# AIM OF THE EXERCISE:
Set out every line bearing the string "image".

# ENTRIES SHOWN:
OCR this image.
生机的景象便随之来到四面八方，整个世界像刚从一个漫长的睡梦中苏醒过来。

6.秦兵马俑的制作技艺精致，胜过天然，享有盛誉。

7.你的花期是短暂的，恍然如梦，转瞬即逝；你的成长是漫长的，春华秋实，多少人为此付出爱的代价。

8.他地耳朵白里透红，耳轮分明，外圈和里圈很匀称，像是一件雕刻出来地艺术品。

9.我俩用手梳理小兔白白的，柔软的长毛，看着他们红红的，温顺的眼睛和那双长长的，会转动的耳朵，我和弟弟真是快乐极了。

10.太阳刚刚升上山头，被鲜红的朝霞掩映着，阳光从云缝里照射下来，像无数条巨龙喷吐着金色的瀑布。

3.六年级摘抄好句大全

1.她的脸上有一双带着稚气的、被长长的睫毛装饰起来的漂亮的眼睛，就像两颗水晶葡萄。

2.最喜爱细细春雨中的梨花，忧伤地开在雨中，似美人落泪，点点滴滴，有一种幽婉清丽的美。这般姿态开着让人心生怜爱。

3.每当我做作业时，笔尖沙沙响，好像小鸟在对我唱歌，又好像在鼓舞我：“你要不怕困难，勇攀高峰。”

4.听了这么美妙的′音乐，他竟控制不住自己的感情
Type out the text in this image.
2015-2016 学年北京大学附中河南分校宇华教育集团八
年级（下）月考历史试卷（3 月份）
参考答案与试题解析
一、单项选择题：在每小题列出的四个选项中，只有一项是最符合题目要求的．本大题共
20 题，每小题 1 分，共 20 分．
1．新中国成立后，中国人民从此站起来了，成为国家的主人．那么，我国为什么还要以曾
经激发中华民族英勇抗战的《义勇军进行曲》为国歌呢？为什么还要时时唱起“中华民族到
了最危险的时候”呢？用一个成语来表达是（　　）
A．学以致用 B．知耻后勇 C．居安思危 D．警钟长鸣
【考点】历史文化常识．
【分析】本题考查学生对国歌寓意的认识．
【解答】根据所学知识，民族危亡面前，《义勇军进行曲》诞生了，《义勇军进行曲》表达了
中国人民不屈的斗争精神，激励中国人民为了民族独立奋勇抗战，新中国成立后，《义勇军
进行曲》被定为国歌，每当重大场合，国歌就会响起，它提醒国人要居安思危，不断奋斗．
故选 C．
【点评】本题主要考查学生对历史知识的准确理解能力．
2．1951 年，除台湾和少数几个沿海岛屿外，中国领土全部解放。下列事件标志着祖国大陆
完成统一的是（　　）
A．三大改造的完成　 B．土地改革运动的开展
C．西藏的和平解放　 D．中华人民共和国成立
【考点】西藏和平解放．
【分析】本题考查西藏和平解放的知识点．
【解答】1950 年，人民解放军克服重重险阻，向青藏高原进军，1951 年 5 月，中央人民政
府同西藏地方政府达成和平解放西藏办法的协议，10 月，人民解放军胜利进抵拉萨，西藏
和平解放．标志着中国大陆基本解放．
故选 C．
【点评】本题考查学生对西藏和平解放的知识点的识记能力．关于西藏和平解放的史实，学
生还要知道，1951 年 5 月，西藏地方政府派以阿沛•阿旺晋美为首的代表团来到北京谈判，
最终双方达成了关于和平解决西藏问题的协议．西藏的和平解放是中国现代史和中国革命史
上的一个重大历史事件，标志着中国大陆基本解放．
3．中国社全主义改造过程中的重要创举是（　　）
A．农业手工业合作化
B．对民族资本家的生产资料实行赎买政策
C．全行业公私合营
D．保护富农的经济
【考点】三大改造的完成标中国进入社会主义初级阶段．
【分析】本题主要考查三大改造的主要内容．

# SOLUTION TO THIS PROBLEM:
OCR this image.
Type out the text in this image.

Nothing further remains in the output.